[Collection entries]

## start

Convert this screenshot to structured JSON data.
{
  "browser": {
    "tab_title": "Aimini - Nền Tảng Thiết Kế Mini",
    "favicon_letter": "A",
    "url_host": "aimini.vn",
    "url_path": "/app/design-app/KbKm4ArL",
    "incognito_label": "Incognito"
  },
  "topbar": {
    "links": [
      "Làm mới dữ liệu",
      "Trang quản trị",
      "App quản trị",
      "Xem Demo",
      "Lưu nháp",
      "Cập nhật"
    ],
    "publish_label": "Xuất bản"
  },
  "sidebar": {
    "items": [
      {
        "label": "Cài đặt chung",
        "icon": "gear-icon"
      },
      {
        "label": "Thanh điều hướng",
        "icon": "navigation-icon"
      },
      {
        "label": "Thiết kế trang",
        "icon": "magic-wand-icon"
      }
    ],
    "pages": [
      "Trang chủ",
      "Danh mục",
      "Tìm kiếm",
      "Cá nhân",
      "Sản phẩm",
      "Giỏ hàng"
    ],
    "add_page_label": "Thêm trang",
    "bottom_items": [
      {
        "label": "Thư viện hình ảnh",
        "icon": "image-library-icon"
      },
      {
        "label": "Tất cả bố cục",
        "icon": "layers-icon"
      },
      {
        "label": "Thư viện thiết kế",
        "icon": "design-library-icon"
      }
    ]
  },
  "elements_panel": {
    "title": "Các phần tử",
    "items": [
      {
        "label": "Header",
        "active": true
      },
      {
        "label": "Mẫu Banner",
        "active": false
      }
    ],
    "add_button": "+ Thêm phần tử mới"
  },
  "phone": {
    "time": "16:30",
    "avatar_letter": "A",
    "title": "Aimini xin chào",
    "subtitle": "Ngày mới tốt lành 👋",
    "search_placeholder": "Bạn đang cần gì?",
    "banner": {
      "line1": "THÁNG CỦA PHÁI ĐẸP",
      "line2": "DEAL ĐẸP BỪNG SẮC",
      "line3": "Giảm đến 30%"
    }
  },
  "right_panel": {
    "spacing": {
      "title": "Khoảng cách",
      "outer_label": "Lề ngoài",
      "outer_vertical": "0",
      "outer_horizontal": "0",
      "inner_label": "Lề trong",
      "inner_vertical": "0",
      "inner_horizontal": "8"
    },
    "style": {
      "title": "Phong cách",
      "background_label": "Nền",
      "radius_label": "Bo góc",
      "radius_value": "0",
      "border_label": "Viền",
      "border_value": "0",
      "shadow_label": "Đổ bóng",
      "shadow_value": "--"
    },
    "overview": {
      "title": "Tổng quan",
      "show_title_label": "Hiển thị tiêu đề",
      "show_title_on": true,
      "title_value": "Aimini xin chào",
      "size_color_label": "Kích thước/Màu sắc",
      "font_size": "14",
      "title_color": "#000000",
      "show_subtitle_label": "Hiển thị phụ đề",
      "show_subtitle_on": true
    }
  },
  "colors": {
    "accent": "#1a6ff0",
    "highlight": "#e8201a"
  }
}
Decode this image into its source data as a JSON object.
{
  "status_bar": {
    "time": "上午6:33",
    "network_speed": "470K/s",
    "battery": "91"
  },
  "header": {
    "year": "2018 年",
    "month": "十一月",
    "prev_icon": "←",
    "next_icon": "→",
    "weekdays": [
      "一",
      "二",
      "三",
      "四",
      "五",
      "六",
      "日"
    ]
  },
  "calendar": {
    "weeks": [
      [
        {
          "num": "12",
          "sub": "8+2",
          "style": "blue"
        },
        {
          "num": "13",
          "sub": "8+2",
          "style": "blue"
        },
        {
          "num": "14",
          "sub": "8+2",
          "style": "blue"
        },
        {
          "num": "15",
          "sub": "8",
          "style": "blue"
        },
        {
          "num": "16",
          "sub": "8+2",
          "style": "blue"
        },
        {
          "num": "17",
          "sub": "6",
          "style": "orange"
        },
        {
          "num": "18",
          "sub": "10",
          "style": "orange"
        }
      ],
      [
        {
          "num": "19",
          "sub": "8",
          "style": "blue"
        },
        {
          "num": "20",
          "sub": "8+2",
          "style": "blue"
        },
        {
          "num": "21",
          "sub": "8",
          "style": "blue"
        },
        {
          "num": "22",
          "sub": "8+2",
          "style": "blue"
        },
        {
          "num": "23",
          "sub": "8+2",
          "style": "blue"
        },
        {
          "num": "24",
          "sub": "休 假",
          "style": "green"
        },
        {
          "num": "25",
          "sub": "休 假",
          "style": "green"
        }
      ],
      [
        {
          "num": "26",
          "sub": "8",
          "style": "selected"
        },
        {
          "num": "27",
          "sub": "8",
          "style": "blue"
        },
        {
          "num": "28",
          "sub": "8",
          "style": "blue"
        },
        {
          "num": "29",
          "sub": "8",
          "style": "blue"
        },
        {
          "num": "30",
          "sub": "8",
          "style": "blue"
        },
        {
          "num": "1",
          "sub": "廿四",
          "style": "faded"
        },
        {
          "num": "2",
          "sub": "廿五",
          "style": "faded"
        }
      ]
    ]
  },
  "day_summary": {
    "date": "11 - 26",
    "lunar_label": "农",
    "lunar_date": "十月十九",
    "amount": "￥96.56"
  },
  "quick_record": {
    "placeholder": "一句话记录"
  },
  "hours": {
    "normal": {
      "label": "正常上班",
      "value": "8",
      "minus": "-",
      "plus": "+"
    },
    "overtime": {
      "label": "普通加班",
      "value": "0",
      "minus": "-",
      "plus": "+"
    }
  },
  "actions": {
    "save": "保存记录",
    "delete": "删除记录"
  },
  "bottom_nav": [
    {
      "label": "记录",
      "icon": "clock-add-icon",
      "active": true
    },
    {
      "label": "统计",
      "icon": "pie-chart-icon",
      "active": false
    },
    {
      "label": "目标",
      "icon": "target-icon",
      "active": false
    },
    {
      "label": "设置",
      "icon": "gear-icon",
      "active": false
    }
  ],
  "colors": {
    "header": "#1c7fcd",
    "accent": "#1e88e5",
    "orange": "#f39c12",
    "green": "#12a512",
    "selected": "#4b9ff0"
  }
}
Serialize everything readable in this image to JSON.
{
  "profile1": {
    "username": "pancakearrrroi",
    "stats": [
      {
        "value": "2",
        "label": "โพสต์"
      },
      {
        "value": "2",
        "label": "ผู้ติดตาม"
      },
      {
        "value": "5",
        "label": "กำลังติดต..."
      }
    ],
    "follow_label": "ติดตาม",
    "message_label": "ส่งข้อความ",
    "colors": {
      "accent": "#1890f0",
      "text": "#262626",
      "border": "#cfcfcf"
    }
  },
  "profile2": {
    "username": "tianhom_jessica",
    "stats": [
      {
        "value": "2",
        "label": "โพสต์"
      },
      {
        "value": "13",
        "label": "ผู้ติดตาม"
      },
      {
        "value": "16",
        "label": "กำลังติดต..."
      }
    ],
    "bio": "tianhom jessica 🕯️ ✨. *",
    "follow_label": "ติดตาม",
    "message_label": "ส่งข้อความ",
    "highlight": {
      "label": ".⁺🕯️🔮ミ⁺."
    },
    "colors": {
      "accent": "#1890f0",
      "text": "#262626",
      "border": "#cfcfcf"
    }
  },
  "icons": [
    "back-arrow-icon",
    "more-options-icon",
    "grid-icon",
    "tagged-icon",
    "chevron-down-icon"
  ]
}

## end

— Do this —
Every record should be repeated exactly; please leave none out.

— Exercise solution —
Convert this screenshot to structured JSON data.
{
  "browser": {
    "tab_title": "Aimini - Nền Tảng Thiết Kế Mini",
    "favicon_letter": "A",
    "url_host": "aimini.vn",
    "url_path": "/app/design-app/KbKm4ArL",
    "incognito_label": "Incognito"
  },
  "topbar": {
    "links": [
      "Làm mới dữ liệu",
      "Trang quản trị",
      "App quản trị",
      "Xem Demo",
      "Lưu nháp",
      "Cập nhật"
    ],
    "publish_label": "Xuất bản"
  },
  "sidebar": {
    "items": [
      {
        "label": "Cài đặt chung",
        "icon": "gear-icon"
      },
      {
        "label": "Thanh điều hướng",
        "icon": "navigation-icon"
      },
      {
        "label": "Thiết kế trang",
        "icon": "magic-wand-icon"
      }
    ],
    "pages": [
      "Trang chủ",
      "Danh mục",
      "Tìm kiếm",
      "Cá nhân",
      "Sản phẩm",
      "Giỏ hàng"
    ],
    "add_page_label": "Thêm trang",
    "bottom_items": [
      {
        "label": "Thư viện hình ảnh",
        "icon": "image-library-icon"
      },
      {
        "label": "Tất cả bố cục",
        "icon": "layers-icon"
      },
      {
        "label": "Thư viện thiết kế",
        "icon": "design-library-icon"
      }
    ]
  },
  "elements_panel": {
    "title": "Các phần tử",
    "items": [
      {
        "label": "Header",
        "active": true
      },
      {
        "label": "Mẫu Banner",
        "active": false
      }
    ],
    "add_button": "+ Thêm phần tử mới"
  },
  "phone": {
    "time": "16:30",
    "avatar_letter": "A",
    "title": "Aimini xin chào",
    "subtitle": "Ngày mới tốt lành 👋",
    "search_placeholder": "Bạn đang cần gì?",
    "banner": {
      "line1": "THÁNG CỦA PHÁI ĐẸP",
      "line2": "DEAL ĐẸP BỪNG SẮC",
      "line3": "Giảm đến 30%"
    }
  },
  "right_panel": {
    "spacing": {
      "title": "Khoảng cách",
      "outer_label": "Lề ngoài",
      "outer_vertical": "0",
      "outer_horizontal": "0",
      "inner_label": "Lề trong",
      "inner_vertical": "0",
      "inner_horizontal": "8"
    },
    "style": {
      "title": "Phong cách",
      "background_label": "Nền",
      "radius_label": "Bo góc",
      "radius_value": "0",
      "border_label": "Viền",
      "border_value": "0",
      "shadow_label": "Đổ bóng",
      "shadow_value": "--"
    },
    "overview": {
      "title": "Tổng quan",
      "show_title_label": "Hiển thị tiêu đề",
      "show_title_on": true,
      "title_value": "Aimini xin chào",
      "size_color_label": "Kích thước/Màu sắc",
      "font_size": "14",
      "title_color": "#000000",
      "show_subtitle_label": "Hiển thị phụ đề",
      "show_subtitle_on": true
    }
  },
  "colors": {
    "accent": "#1a6ff0",
    "highlight": "#e8201a"
  }
}
Decode this image into its source data as a JSON object.
{
  "status_bar": {
    "time": "上午6:33",
    "network_speed": "470K/s",
    "battery": "91"
  },
  "header": {
    "year": "2018 年",
    "month": "十一月",
    "prev_icon": "←",
    "next_icon": "→",
    "weekdays": [
      "一",
      "二",
      "三",
      "四",
      "五",
      "六",
      "日"
    ]
  },
  "calendar": {
    "weeks": [
      [
        {
          "num": "12",
          "sub": "8+2",
          "style": "blue"
        },
        {
          "num": "13",
          "sub": "8+2",
          "style": "blue"
        },
        {
          "num": "14",
          "sub": "8+2",
          "style": "blue"
        },
        {
          "num": "15",
          "sub": "8",
          "style": "blue"
        },
        {
          "num": "16",
          "sub": "8+2",
          "style": "blue"
        },
        {
          "num": "17",
          "sub": "6",
          "style": "orange"
        },
        {
          "num": "18",
          "sub": "10",
          "style": "orange"
        }
      ],
      [
        {
          "num": "19",
          "sub": "8",
          "style": "blue"
        },
        {
          "num": "20",
          "sub": "8+2",
          "style": "blue"
        },
        {
          "num": "21",
          "sub": "8",
          "style": "blue"
        },
        {
          "num": "22",
          "sub": "8+2",
          "style": "blue"
        },
        {
          "num": "23",
          "sub": "8+2",
          "style": "blue"
        },
        {
          "num": "24",
          "sub": "休 假",
          "style": "green"
        },
        {
          "num": "25",
          "sub": "休 假",
          "style": "green"
        }
      ],
      [
        {
          "num": "26",
          "sub": "8",
          "style": "selected"
        },
        {
          "num": "27",
          "sub": "8",
          "style": "blue"
        },
        {
          "num": "28",
          "sub": "8",
          "style": "blue"
        },
        {
          "num": "29",
          "sub": "8",
          "style": "blue"
        },
        {
          "num": "30",
          "sub": "8",
          "style": "blue"
        },
        {
          "num": "1",
          "sub": "廿四",
          "style": "faded"
        },
        {
          "num": "2",
          "sub": "廿五",
          "style": "faded"
        }
      ]
    ]
  },
  "day_summary": {
    "date": "11 - 26",
    "lunar_label": "农",
    "lunar_date": "十月十九",
    "amount": "￥96.56"
  },
  "quick_record": {
    "placeholder": "一句话记录"
  },
  "hours": {
    "normal": {
      "label": "正常上班",
      "value": "8",
      "minus": "-",
      "plus": "+"
    },
    "overtime": {
      "label": "普通加班",
      "value": "0",
      "minus": "-",
      "plus": "+"
    }
  },
  "actions": {
    "save": "保存记录",
    "delete": "删除记录"
  },
  "bottom_nav": [
    {
      "label": "记录",
      "icon": "clock-add-icon",
      "active": true
    },
    {
      "label": "统计",
      "icon": "pie-chart-icon",
      "active": false
    },
    {
      "label": "目标",
      "icon": "target-icon",
      "active": false
    },
    {
      "label": "设置",
      "icon": "gear-icon",
      "active": false
    }
  ],
  "colors": {
    "header": "#1c7fcd",
    "accent": "#1e88e5",
    "orange": "#f39c12",
    "green": "#12a512",
    "selected": "#4b9ff0"
  }
}
Serialize everything readable in this image to JSON.
{
  "profile1": {
    "username": "pancakearrrroi",
    "stats": [
      {
        "value": "2",
        "label": "โพสต์"
      },
      {
        "value": "2",
        "label": "ผู้ติดตาม"
      },
      {
        "value": "5",
        "label": "กำลังติดต..."
      }
    ],
    "follow_label": "ติดตาม",
    "message_label": "ส่งข้อความ",
    "colors": {
      "accent": "#1890f0",
      "text": "#262626",
      "border": "#cfcfcf"
    }
  },
  "profile2": {
    "username": "tianhom_jessica",
    "stats": [
      {
        "value": "2",
        "label": "โพสต์"
      },
      {
        "value": "13",
        "label": "ผู้ติดตาม"
      },
      {
        "value": "16",
        "label": "กำลังติดต..."
      }
    ],
    "bio": "tianhom jessica 🕯️ ✨. *",
    "follow_label": "ติดตาม",
    "message_label": "ส่งข้อความ",
    "highlight": {
      "label": ".⁺🕯️🔮ミ⁺."
    },
    "colors": {
      "accent": "#1890f0",
      "text": "#262626",
      "border": "#cfcfcf"
    }
  },
  "icons": [
    "back-arrow-icon",
    "more-options-icon",
    "grid-icon",
    "tagged-icon",
    "chevron-down-icon"
  ]
}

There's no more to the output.